### Exercise
All entries below need to be written out exactly, but without their pictures.

-- start of Information provided --

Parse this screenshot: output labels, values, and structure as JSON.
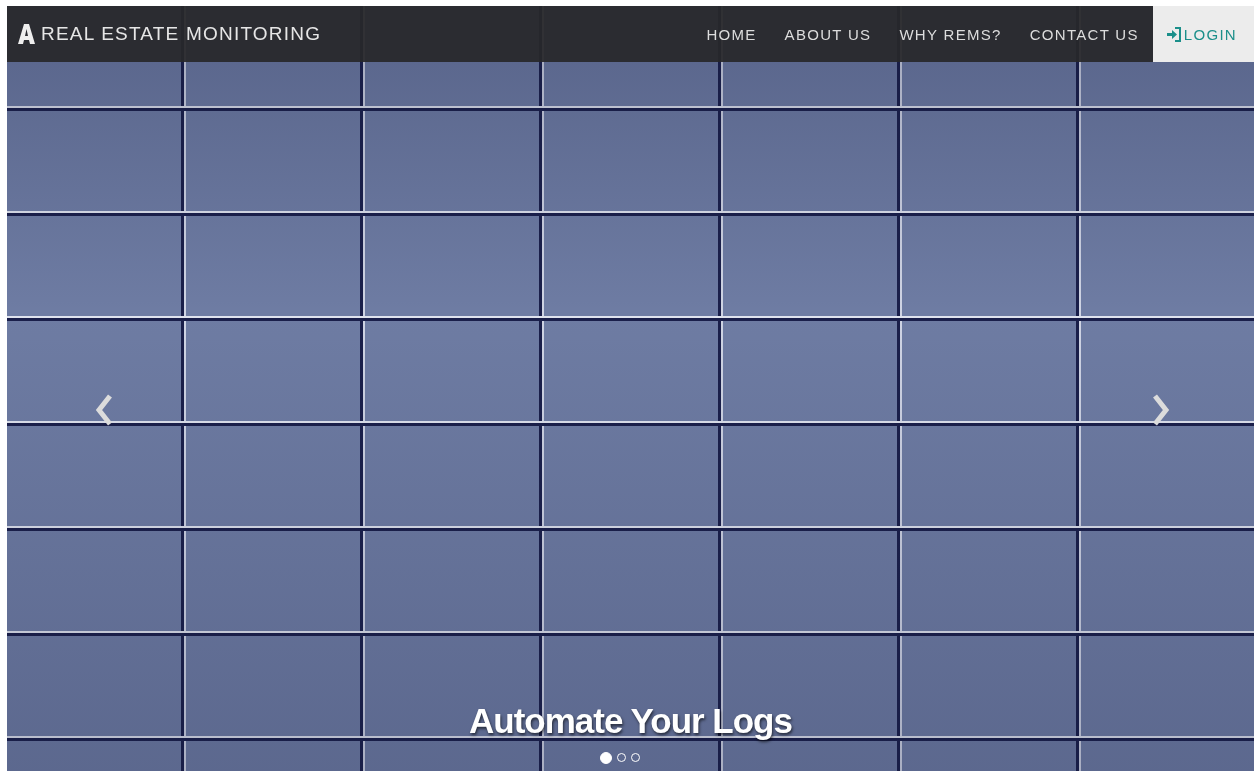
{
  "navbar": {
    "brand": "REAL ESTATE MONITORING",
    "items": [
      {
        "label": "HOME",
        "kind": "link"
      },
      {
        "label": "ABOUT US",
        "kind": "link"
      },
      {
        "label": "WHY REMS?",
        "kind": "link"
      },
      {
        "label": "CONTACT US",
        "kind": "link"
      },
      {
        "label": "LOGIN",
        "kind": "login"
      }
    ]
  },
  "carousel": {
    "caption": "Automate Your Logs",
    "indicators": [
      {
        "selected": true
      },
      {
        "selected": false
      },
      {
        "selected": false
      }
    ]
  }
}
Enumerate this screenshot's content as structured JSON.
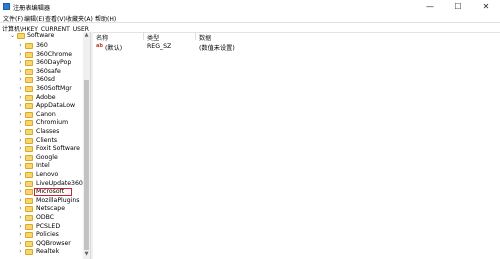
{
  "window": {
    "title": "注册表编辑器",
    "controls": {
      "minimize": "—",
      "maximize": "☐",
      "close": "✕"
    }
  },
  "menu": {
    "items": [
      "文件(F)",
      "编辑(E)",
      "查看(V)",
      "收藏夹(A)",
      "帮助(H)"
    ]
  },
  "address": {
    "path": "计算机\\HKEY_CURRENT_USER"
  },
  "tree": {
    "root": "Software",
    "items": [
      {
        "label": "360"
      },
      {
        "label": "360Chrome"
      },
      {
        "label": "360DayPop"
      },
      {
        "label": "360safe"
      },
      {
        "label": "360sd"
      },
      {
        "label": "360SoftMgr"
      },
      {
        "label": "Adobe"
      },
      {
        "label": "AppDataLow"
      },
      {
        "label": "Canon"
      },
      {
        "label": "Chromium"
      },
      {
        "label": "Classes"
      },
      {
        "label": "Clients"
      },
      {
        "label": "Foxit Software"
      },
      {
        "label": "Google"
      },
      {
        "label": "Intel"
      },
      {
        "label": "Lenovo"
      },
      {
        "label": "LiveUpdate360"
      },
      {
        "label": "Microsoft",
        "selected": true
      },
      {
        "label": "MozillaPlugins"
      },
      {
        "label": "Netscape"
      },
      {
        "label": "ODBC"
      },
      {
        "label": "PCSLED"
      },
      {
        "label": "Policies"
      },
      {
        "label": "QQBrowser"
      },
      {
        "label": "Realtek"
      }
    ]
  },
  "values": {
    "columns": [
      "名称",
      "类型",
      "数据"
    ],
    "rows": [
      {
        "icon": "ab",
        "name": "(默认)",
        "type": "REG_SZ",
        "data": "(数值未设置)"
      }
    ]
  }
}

-- end of Information provided --

### Exercise response
Parse this screenshot: output labels, values, and structure as JSON.
{
  "navbar": {
    "brand": "REAL ESTATE MONITORING",
    "items": [
      {
        "label": "HOME",
        "kind": "link"
      },
      {
        "label": "ABOUT US",
        "kind": "link"
      },
      {
        "label": "WHY REMS?",
        "kind": "link"
      },
      {
        "label": "CONTACT US",
        "kind": "link"
      },
      {
        "label": "LOGIN",
        "kind": "login"
      }
    ]
  },
  "carousel": {
    "caption": "Automate Your Logs",
    "indicators": [
      {
        "selected": true
      },
      {
        "selected": false
      },
      {
        "selected": false
      }
    ]
  }
}
Enumerate this screenshot's content as structured JSON.
{
  "window": {
    "title": "注册表编辑器",
    "controls": {
      "minimize": "—",
      "maximize": "☐",
      "close": "✕"
    }
  },
  "menu": {
    "items": [
      "文件(F)",
      "编辑(E)",
      "查看(V)",
      "收藏夹(A)",
      "帮助(H)"
    ]
  },
  "address": {
    "path": "计算机\\HKEY_CURRENT_USER"
  },
  "tree": {
    "root": "Software",
    "items": [
      {
        "label": "360"
      },
      {
        "label": "360Chrome"
      },
      {
        "label": "360DayPop"
      },
      {
        "label": "360safe"
      },
      {
        "label": "360sd"
      },
      {
        "label": "360SoftMgr"
      },
      {
        "label": "Adobe"
      },
      {
        "label": "AppDataLow"
      },
      {
        "label": "Canon"
      },
      {
        "label": "Chromium"
      },
      {
        "label": "Classes"
      },
      {
        "label": "Clients"
      },
      {
        "label": "Foxit Software"
      },
      {
        "label": "Google"
      },
      {
        "label": "Intel"
      },
      {
        "label": "Lenovo"
      },
      {
        "label": "LiveUpdate360"
      },
      {
        "label": "Microsoft",
        "selected": true
      },
      {
        "label": "MozillaPlugins"
      },
      {
        "label": "Netscape"
      },
      {
        "label": "ODBC"
      },
      {
        "label": "PCSLED"
      },
      {
        "label": "Policies"
      },
      {
        "label": "QQBrowser"
      },
      {
        "label": "Realtek"
      }
    ]
  },
  "values": {
    "columns": [
      "名称",
      "类型",
      "数据"
    ],
    "rows": [
      {
        "icon": "ab",
        "name": "(默认)",
        "type": "REG_SZ",
        "data": "(数值未设置)"
      }
    ]
  }
}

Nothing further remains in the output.